▶ [What is asked]
Every line of the material that follows must be printed again exactly.

▶ [Raw data]

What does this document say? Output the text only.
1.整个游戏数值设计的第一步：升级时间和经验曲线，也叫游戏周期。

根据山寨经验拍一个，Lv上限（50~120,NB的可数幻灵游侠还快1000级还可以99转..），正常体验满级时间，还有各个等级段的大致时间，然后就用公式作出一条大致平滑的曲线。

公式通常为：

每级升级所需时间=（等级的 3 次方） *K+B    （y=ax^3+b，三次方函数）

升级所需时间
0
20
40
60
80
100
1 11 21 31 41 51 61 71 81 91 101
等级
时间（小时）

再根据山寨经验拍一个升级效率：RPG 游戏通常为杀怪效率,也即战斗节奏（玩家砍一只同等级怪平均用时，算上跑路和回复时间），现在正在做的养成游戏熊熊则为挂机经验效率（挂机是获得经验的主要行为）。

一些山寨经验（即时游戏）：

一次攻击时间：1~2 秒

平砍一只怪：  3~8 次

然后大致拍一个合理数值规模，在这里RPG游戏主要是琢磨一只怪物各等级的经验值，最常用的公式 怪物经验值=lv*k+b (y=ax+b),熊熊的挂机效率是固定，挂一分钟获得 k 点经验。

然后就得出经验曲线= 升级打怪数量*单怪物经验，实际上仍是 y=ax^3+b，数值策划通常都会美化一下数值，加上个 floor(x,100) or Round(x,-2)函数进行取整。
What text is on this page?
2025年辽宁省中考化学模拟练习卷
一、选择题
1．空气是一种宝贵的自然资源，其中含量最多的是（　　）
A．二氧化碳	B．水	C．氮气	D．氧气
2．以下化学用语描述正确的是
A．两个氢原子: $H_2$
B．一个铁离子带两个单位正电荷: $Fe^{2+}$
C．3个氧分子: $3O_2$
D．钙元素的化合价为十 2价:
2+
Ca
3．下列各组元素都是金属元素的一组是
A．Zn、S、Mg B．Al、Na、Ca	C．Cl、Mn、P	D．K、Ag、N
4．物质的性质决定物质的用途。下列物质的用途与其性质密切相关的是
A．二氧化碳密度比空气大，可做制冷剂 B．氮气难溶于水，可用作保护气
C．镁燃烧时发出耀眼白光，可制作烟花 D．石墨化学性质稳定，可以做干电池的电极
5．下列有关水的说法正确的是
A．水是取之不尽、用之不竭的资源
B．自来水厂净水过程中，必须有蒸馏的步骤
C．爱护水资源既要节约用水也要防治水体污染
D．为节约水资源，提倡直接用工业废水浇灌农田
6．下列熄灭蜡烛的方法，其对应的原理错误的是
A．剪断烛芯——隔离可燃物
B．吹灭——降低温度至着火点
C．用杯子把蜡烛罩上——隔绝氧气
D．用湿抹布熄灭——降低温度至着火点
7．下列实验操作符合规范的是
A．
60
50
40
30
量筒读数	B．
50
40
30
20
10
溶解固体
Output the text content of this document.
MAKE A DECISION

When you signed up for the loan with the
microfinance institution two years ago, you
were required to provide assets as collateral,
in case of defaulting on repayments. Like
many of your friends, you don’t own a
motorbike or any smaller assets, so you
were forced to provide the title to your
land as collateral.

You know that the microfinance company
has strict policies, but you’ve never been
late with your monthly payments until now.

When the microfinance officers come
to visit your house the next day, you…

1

▶ [Task output]
What does this document say? Output the text only.
1.整个游戏数值设计的第一步：升级时间和经验曲线，也叫游戏周期。

根据山寨经验拍一个，Lv上限（50~120,NB的可数幻灵游侠还快1000级还可以99转..），正常体验满级时间，还有各个等级段的大致时间，然后就用公式作出一条大致平滑的曲线。

公式通常为：

每级升级所需时间=（等级的 3 次方） *K+B    （y=ax^3+b，三次方函数）

升级所需时间
0
20
40
60
80
100
1 11 21 31 41 51 61 71 81 91 101
等级
时间（小时）

再根据山寨经验拍一个升级效率：RPG 游戏通常为杀怪效率,也即战斗节奏（玩家砍一只同等级怪平均用时，算上跑路和回复时间），现在正在做的养成游戏熊熊则为挂机经验效率（挂机是获得经验的主要行为）。

一些山寨经验（即时游戏）：

一次攻击时间：1~2 秒

平砍一只怪：  3~8 次

然后大致拍一个合理数值规模，在这里RPG游戏主要是琢磨一只怪物各等级的经验值，最常用的公式 怪物经验值=lv*k+b (y=ax+b),熊熊的挂机效率是固定，挂一分钟获得 k 点经验。

然后就得出经验曲线= 升级打怪数量*单怪物经验，实际上仍是 y=ax^3+b，数值策划通常都会美化一下数值，加上个 floor(x,100) or Round(x,-2)函数进行取整。
What text is on this page?
2025年辽宁省中考化学模拟练习卷
一、选择题
1．空气是一种宝贵的自然资源，其中含量最多的是（　　）
A．二氧化碳	B．水	C．氮气	D．氧气
2．以下化学用语描述正确的是
A．两个氢原子: $H_2$
B．一个铁离子带两个单位正电荷: $Fe^{2+}$
C．3个氧分子: $3O_2$
D．钙元素的化合价为十 2价:
2+
Ca
3．下列各组元素都是金属元素的一组是
A．Zn、S、Mg B．Al、Na、Ca	C．Cl、Mn、P	D．K、Ag、N
4．物质的性质决定物质的用途。下列物质的用途与其性质密切相关的是
A．二氧化碳密度比空气大，可做制冷剂 B．氮气难溶于水，可用作保护气
C．镁燃烧时发出耀眼白光，可制作烟花 D．石墨化学性质稳定，可以做干电池的电极
5．下列有关水的说法正确的是
A．水是取之不尽、用之不竭的资源
B．自来水厂净水过程中，必须有蒸馏的步骤
C．爱护水资源既要节约用水也要防治水体污染
D．为节约水资源，提倡直接用工业废水浇灌农田
6．下列熄灭蜡烛的方法，其对应的原理错误的是
A．剪断烛芯——隔离可燃物
B．吹灭——降低温度至着火点
C．用杯子把蜡烛罩上——隔绝氧气
D．用湿抹布熄灭——降低温度至着火点
7．下列实验操作符合规范的是
A．
60
50
40
30
量筒读数	B．
50
40
30
20
10
溶解固体
Output the text content of this document.
MAKE A DECISION

When you signed up for the loan with the
microfinance institution two years ago, you
were required to provide assets as collateral,
in case of defaulting on repayments. Like
many of your friends, you don’t own a
motorbike or any smaller assets, so you
were forced to provide the title to your
land as collateral.

You know that the microfinance company
has strict policies, but you’ve never been
late with your monthly payments until now.

When the microfinance officers come
to visit your house the next day, you…

1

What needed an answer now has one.